■ **PROBLEM STATEMENT**: Copy out every line exactly, passing over the pictures.

════════════════════

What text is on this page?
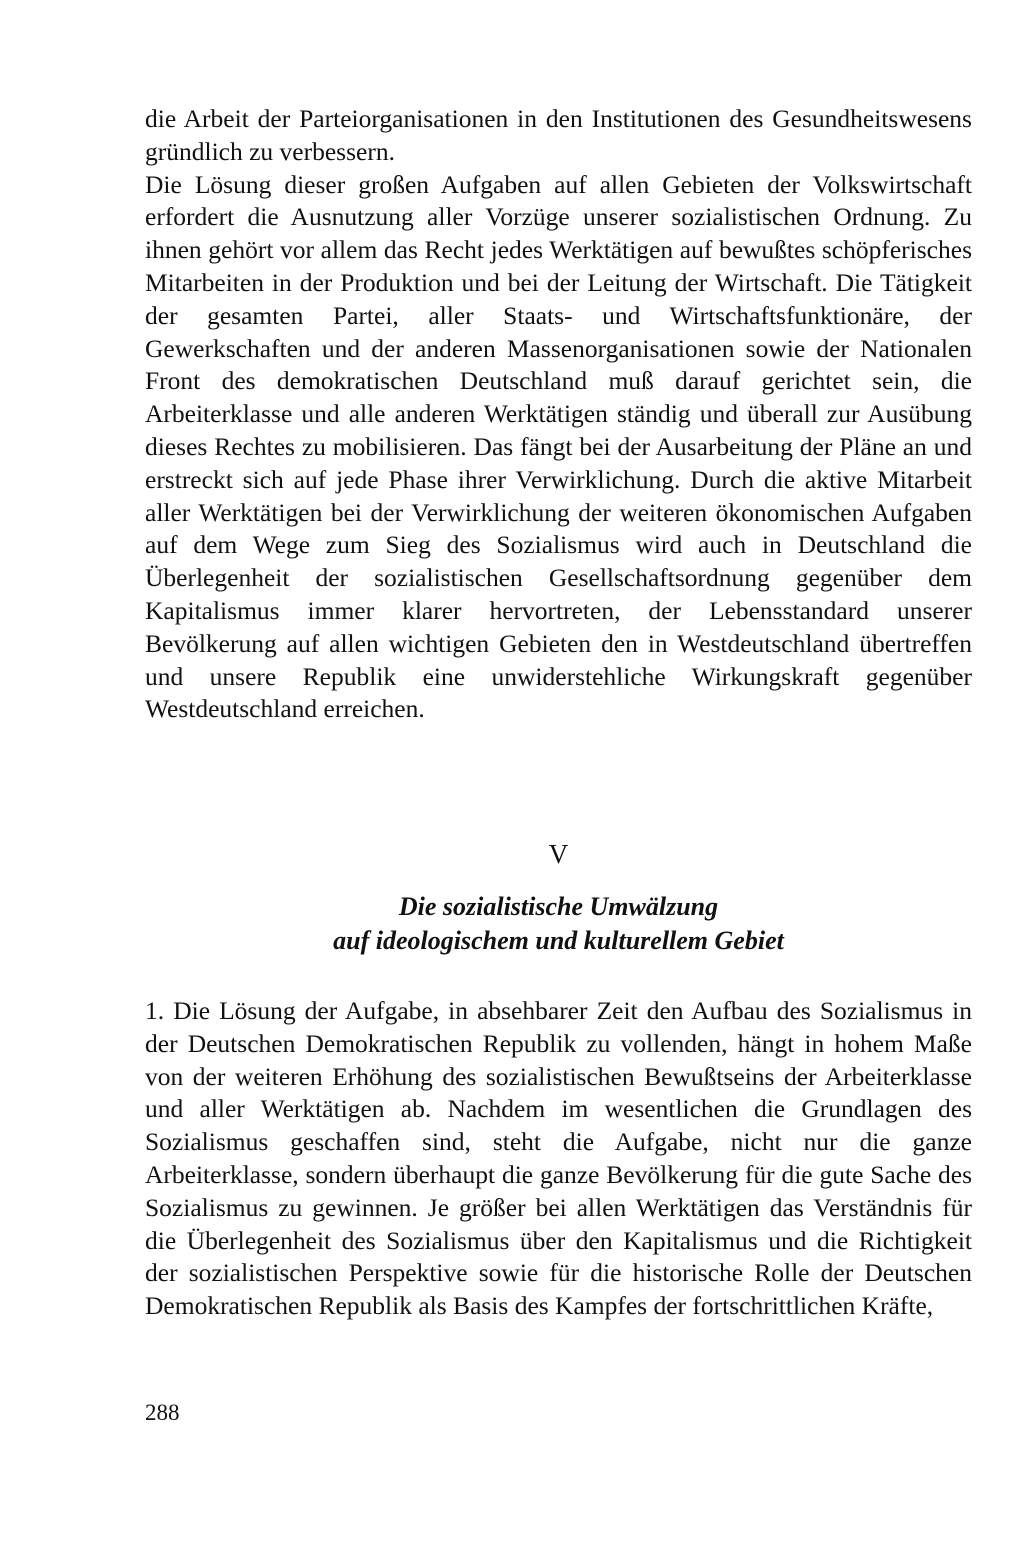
die Arbeit der Parteiorganisationen in den Institutionen des Gesundheitswesens gründlich zu verbessern.

Die Lösung dieser großen Aufgaben auf allen Gebieten der Volkswirtschaft erfordert die Ausnutzung aller Vorzüge unserer sozialistischen Ordnung. Zu ihnen gehört vor allem das Recht jedes Werktätigen auf bewußtes schöpferisches Mitarbeiten in der Produktion und bei der Leitung der Wirtschaft. Die Tätigkeit der gesamten Partei, aller Staats- und Wirtschaftsfunktionäre, der Gewerkschaften und der anderen Massenorganisationen sowie der Nationalen Front des demokratischen Deutschland muß darauf gerichtet sein, die Arbeiterklasse und alle anderen Werktätigen ständig und überall zur Ausübung dieses Rechtes zu mobilisieren. Das fängt bei der Ausarbeitung der Pläne an und erstreckt sich auf jede Phase ihrer Verwirklichung. Durch die aktive Mitarbeit aller Werktätigen bei der Verwirklichung der weiteren ökonomischen Aufgaben auf dem Wege zum Sieg des Sozialismus wird auch in Deutschland die Überlegenheit der sozialistischen Gesellschaftsordnung gegenüber dem Kapitalismus immer klarer hervortreten, der Lebensstandard unserer Bevölkerung auf allen wichtigen Gebieten den in Westdeutschland übertreffen und unsere Republik eine unwiderstehliche Wirkungskraft gegenüber Westdeutschland erreichen.

V

Die sozialistische Umwälzung
auf ideologischem und kulturellem Gebiet

1. Die Lösung der Aufgabe, in absehbarer Zeit den Aufbau des Sozialismus in der Deutschen Demokratischen Republik zu vollenden, hängt in hohem Maße von der weiteren Erhöhung des sozialistischen Bewußtseins der Arbeiterklasse und aller Werktätigen ab. Nachdem im wesentlichen die Grundlagen des Sozialismus geschaffen sind, steht die Aufgabe, nicht nur die ganze Arbeiterklasse, sondern überhaupt die ganze Bevölkerung für die gute Sache des Sozialismus zu gewinnen. Je größer bei allen Werktätigen das Verständnis für die Überlegenheit des Sozialismus über den Kapitalismus und die Richtigkeit der sozialistischen Perspektive sowie für die historische Rolle der Deutschen Demokratischen Republik als Basis des Kampfes der fortschrittlichen Kräfte,

288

════════════════════

■ **EXPECTED ANSWER**:
What text is on this page?
die Arbeit der Parteiorganisationen in den Institutionen des Gesundheitswesens gründlich zu verbessern.

Die Lösung dieser großen Aufgaben auf allen Gebieten der Volkswirtschaft erfordert die Ausnutzung aller Vorzüge unserer sozialistischen Ordnung. Zu ihnen gehört vor allem das Recht jedes Werktätigen auf bewußtes schöpferisches Mitarbeiten in der Produktion und bei der Leitung der Wirtschaft. Die Tätigkeit der gesamten Partei, aller Staats- und Wirtschaftsfunktionäre, der Gewerkschaften und der anderen Massenorganisationen sowie der Nationalen Front des demokratischen Deutschland muß darauf gerichtet sein, die Arbeiterklasse und alle anderen Werktätigen ständig und überall zur Ausübung dieses Rechtes zu mobilisieren. Das fängt bei der Ausarbeitung der Pläne an und erstreckt sich auf jede Phase ihrer Verwirklichung. Durch die aktive Mitarbeit aller Werktätigen bei der Verwirklichung der weiteren ökonomischen Aufgaben auf dem Wege zum Sieg des Sozialismus wird auch in Deutschland die Überlegenheit der sozialistischen Gesellschaftsordnung gegenüber dem Kapitalismus immer klarer hervortreten, der Lebensstandard unserer Bevölkerung auf allen wichtigen Gebieten den in Westdeutschland übertreffen und unsere Republik eine unwiderstehliche Wirkungskraft gegenüber Westdeutschland erreichen.

V

Die sozialistische Umwälzung
auf ideologischem und kulturellem Gebiet

1. Die Lösung der Aufgabe, in absehbarer Zeit den Aufbau des Sozialismus in der Deutschen Demokratischen Republik zu vollenden, hängt in hohem Maße von der weiteren Erhöhung des sozialistischen Bewußtseins der Arbeiterklasse und aller Werktätigen ab. Nachdem im wesentlichen die Grundlagen des Sozialismus geschaffen sind, steht die Aufgabe, nicht nur die ganze Arbeiterklasse, sondern überhaupt die ganze Bevölkerung für die gute Sache des Sozialismus zu gewinnen. Je größer bei allen Werktätigen das Verständnis für die Überlegenheit des Sozialismus über den Kapitalismus und die Richtigkeit der sozialistischen Perspektive sowie für die historische Rolle der Deutschen Demokratischen Republik als Basis des Kampfes der fortschrittlichen Kräfte,

288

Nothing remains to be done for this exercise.